» **WHAT IS NEEDED**:
Print every row below word for word, leaving out the pictures.

— Start DATA PROVIDED —

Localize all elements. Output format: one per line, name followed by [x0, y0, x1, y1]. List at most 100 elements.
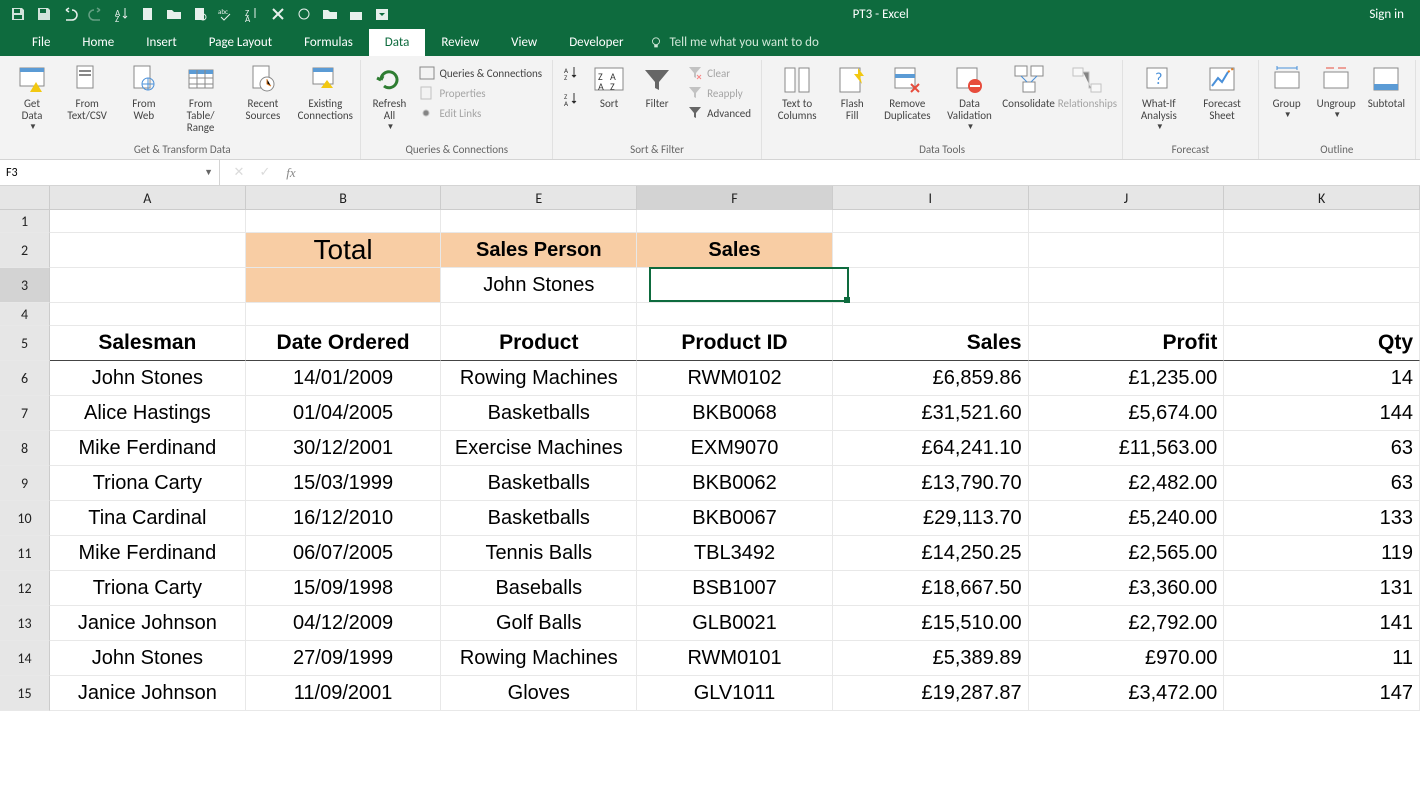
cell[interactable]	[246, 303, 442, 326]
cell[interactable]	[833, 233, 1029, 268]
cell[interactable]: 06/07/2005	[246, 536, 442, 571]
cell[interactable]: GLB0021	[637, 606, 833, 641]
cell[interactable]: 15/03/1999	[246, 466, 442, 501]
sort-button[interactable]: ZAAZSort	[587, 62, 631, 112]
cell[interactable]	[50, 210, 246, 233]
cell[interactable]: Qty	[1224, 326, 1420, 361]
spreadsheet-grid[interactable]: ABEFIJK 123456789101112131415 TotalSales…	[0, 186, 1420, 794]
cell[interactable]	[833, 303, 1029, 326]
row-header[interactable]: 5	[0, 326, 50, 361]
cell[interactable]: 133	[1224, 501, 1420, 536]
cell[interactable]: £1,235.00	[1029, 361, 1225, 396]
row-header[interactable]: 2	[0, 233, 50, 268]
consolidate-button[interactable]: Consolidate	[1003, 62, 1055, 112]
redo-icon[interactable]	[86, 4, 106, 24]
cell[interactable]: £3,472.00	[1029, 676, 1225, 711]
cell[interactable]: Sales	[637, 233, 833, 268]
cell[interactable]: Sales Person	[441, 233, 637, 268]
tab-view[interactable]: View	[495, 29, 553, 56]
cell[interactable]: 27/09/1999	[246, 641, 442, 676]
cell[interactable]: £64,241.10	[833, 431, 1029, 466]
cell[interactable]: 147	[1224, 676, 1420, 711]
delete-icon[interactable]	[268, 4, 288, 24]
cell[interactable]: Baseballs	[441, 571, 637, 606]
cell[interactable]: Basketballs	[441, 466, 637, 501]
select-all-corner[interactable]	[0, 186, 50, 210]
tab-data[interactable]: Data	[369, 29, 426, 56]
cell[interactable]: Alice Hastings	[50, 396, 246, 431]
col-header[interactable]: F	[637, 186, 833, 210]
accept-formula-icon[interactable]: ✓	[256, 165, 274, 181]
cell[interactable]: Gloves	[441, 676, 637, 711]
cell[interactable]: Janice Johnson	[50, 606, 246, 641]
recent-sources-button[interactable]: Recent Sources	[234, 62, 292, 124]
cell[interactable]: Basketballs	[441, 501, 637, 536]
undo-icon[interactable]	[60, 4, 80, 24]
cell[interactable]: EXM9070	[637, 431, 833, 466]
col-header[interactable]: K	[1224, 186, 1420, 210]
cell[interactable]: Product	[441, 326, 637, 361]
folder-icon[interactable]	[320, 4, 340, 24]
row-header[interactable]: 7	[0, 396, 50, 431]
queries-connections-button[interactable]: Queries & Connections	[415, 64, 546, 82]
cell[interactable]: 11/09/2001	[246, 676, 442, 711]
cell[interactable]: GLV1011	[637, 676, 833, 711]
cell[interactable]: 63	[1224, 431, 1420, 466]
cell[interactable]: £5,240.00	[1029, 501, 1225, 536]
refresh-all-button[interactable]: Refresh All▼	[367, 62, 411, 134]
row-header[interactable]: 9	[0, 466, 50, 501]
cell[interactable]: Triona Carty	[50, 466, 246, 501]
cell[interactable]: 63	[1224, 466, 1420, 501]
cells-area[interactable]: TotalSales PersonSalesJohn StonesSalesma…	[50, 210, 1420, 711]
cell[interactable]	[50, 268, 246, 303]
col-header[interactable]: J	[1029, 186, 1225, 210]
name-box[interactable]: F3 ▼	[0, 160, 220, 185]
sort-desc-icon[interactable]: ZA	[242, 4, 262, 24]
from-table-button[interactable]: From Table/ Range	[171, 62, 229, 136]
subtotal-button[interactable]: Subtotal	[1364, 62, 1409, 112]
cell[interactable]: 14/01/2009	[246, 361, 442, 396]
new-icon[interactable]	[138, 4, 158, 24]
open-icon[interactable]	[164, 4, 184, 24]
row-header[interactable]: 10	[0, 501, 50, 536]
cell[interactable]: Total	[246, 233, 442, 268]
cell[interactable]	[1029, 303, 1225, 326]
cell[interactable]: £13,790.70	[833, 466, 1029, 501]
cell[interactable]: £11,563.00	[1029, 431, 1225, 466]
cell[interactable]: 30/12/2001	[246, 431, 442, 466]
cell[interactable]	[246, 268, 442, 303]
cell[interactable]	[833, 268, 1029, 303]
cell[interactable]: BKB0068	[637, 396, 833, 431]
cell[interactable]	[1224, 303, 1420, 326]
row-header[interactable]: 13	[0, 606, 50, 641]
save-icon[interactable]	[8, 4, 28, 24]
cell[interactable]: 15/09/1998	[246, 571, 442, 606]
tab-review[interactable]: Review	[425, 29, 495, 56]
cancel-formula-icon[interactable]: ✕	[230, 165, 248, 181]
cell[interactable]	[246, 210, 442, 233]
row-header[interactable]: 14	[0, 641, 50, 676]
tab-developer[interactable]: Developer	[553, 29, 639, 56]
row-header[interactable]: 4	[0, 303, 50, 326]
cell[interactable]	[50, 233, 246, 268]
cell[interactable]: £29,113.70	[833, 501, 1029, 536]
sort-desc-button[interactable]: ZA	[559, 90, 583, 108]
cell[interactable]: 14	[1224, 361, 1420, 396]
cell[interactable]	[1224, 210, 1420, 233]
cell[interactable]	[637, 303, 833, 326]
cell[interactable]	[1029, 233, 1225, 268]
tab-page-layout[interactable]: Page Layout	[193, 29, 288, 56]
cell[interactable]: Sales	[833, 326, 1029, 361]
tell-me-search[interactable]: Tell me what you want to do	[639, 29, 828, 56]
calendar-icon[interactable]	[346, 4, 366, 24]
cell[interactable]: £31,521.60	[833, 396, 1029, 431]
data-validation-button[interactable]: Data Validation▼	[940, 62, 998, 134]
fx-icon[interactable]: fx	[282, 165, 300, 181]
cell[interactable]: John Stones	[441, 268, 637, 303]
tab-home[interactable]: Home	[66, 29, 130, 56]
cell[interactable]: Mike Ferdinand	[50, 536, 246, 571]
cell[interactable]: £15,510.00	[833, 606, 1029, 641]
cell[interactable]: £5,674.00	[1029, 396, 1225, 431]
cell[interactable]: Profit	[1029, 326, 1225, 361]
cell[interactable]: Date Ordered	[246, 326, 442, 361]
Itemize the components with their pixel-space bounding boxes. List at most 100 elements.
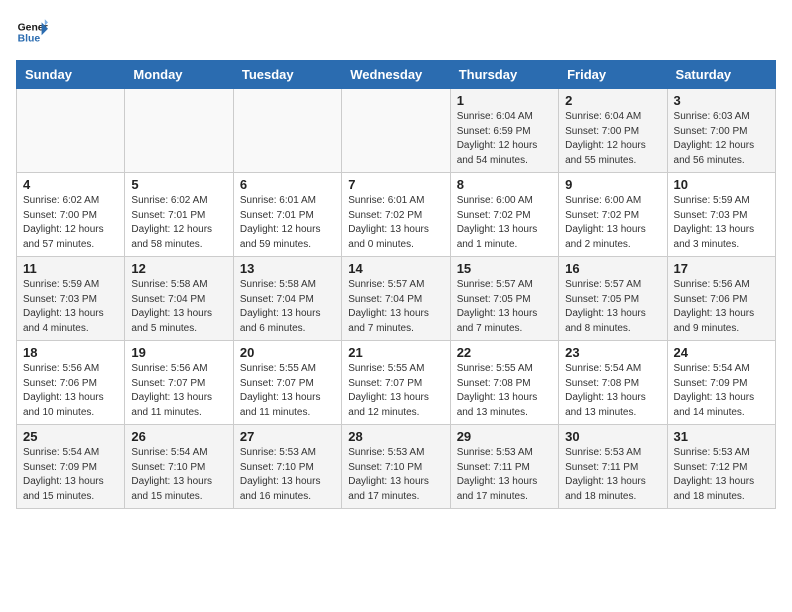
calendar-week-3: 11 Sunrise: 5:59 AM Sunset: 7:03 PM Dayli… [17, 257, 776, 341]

— End DATA PROVIDED —

» **ANSWER TO THE TASK**:
Localize all elements. Output format: one per line, name followed by [x0, y0, x1, y1]. List at most 100 elements.
cell[interactable]	[246, 303, 442, 326]
cell[interactable]	[833, 233, 1029, 268]
cell[interactable]: 06/07/2005	[246, 536, 442, 571]
cell[interactable]: GLB0021	[637, 606, 833, 641]
cell[interactable]: 15/03/1999	[246, 466, 442, 501]
sort-button[interactable]: ZAAZSort	[587, 62, 631, 112]
cell[interactable]	[50, 210, 246, 233]
cell[interactable]: Qty	[1224, 326, 1420, 361]
spreadsheet-grid[interactable]: ABEFIJK 123456789101112131415 TotalSales…	[0, 186, 1420, 794]
cell[interactable]	[833, 303, 1029, 326]
row-header[interactable]: 5	[0, 326, 50, 361]
cell[interactable]: 133	[1224, 501, 1420, 536]
cell[interactable]: £1,235.00	[1029, 361, 1225, 396]
row-header[interactable]: 2	[0, 233, 50, 268]
consolidate-button[interactable]: Consolidate	[1003, 62, 1055, 112]
redo-icon[interactable]	[86, 4, 106, 24]
cell[interactable]: £3,472.00	[1029, 676, 1225, 711]
cell[interactable]: Sales	[637, 233, 833, 268]
cell[interactable]: Sales Person	[441, 233, 637, 268]
tab-view[interactable]: View	[495, 29, 553, 56]
cell[interactable]: 27/09/1999	[246, 641, 442, 676]
cell[interactable]: £64,241.10	[833, 431, 1029, 466]
cell[interactable]: 147	[1224, 676, 1420, 711]
delete-icon[interactable]	[268, 4, 288, 24]
cell[interactable]: Baseballs	[441, 571, 637, 606]
cell[interactable]: Basketballs	[441, 466, 637, 501]
select-all-corner[interactable]	[0, 186, 50, 210]
tab-data[interactable]: Data	[369, 29, 426, 56]
cell[interactable]: Alice Hastings	[50, 396, 246, 431]
col-header[interactable]: F	[637, 186, 833, 210]
accept-formula-icon[interactable]: ✓	[256, 165, 274, 181]
cell[interactable]: Gloves	[441, 676, 637, 711]
cell[interactable]: Janice Johnson	[50, 606, 246, 641]
recent-sources-button[interactable]: Recent Sources	[234, 62, 292, 124]
cell[interactable]: Basketballs	[441, 501, 637, 536]
undo-icon[interactable]	[60, 4, 80, 24]
cell[interactable]: EXM9070	[637, 431, 833, 466]
col-header[interactable]: K	[1224, 186, 1420, 210]
cell[interactable]: Product	[441, 326, 637, 361]
folder-icon[interactable]	[320, 4, 340, 24]
row-header[interactable]: 7	[0, 396, 50, 431]
queries-connections-button[interactable]: Queries & Connections	[415, 64, 546, 82]
cell[interactable]: 11/09/2001	[246, 676, 442, 711]
cell[interactable]: GLV1011	[637, 676, 833, 711]
cell[interactable]: 63	[1224, 431, 1420, 466]
cell[interactable]: £5,240.00	[1029, 501, 1225, 536]
refresh-all-button[interactable]: Refresh All▼	[367, 62, 411, 134]
row-header[interactable]: 9	[0, 466, 50, 501]
cell[interactable]: Triona Carty	[50, 466, 246, 501]
cell[interactable]: 63	[1224, 466, 1420, 501]
cells-area[interactable]: TotalSales PersonSalesJohn StonesSalesma…	[50, 210, 1420, 711]
cell[interactable]	[50, 268, 246, 303]
col-header[interactable]: J	[1029, 186, 1225, 210]
name-box[interactable]: F3 ▼	[0, 160, 220, 185]
sort-desc-icon[interactable]: ZA	[242, 4, 262, 24]
from-table-button[interactable]: From Table/ Range	[171, 62, 229, 136]
subtotal-button[interactable]: Subtotal	[1364, 62, 1409, 112]
cell[interactable]: 14/01/2009	[246, 361, 442, 396]
new-icon[interactable]	[138, 4, 158, 24]
open-icon[interactable]	[164, 4, 184, 24]
row-header[interactable]: 10	[0, 501, 50, 536]
cell[interactable]: Total	[246, 233, 442, 268]
cell[interactable]	[1029, 303, 1225, 326]
cell[interactable]: £13,790.70	[833, 466, 1029, 501]
cell[interactable]: £11,563.00	[1029, 431, 1225, 466]
cell[interactable]: 30/12/2001	[246, 431, 442, 466]
cell[interactable]	[246, 268, 442, 303]
cell[interactable]	[833, 268, 1029, 303]
cell[interactable]: BKB0068	[637, 396, 833, 431]
cell[interactable]	[1224, 303, 1420, 326]
row-header[interactable]: 13	[0, 606, 50, 641]
save-icon[interactable]	[8, 4, 28, 24]
cell[interactable]: 15/09/1998	[246, 571, 442, 606]
tab-review[interactable]: Review	[425, 29, 495, 56]
cancel-formula-icon[interactable]: ✕	[230, 165, 248, 181]
cell[interactable]	[246, 210, 442, 233]
row-header[interactable]: 14	[0, 641, 50, 676]
tab-developer[interactable]: Developer	[553, 29, 639, 56]
row-header[interactable]: 4	[0, 303, 50, 326]
cell[interactable]	[50, 233, 246, 268]
cell[interactable]: £29,113.70	[833, 501, 1029, 536]
sort-desc-button[interactable]: ZA	[559, 90, 583, 108]
cell[interactable]: 14	[1224, 361, 1420, 396]
cell[interactable]	[1224, 210, 1420, 233]
cell[interactable]	[637, 303, 833, 326]
cell[interactable]	[1029, 233, 1225, 268]
tab-page-layout[interactable]: Page Layout	[193, 29, 288, 56]
cell[interactable]: Sales	[833, 326, 1029, 361]
tell-me-search[interactable]: Tell me what you want to do	[639, 29, 828, 56]
calendar-icon[interactable]	[346, 4, 366, 24]
cell[interactable]: £31,521.60	[833, 396, 1029, 431]
data-validation-button[interactable]: Data Validation▼	[940, 62, 998, 134]
fx-icon[interactable]: fx	[282, 165, 300, 181]
cell[interactable]: John Stones	[441, 268, 637, 303]
tab-home[interactable]: Home	[66, 29, 130, 56]
cell[interactable]: Mike Ferdinand	[50, 536, 246, 571]
cell[interactable]: £15,510.00	[833, 606, 1029, 641]
cell[interactable]: £5,674.00	[1029, 396, 1225, 431]
cell[interactable]: Profit	[1029, 326, 1225, 361]
cell[interactable]: Date Ordered	[246, 326, 442, 361]
Itemize the components with their pixel-space bounding boxes. List at most 100 elements.
calendar-week-3: 11 Sunrise: 5:59 AM Sunset: 7:03 PM Dayli… [17, 257, 776, 341]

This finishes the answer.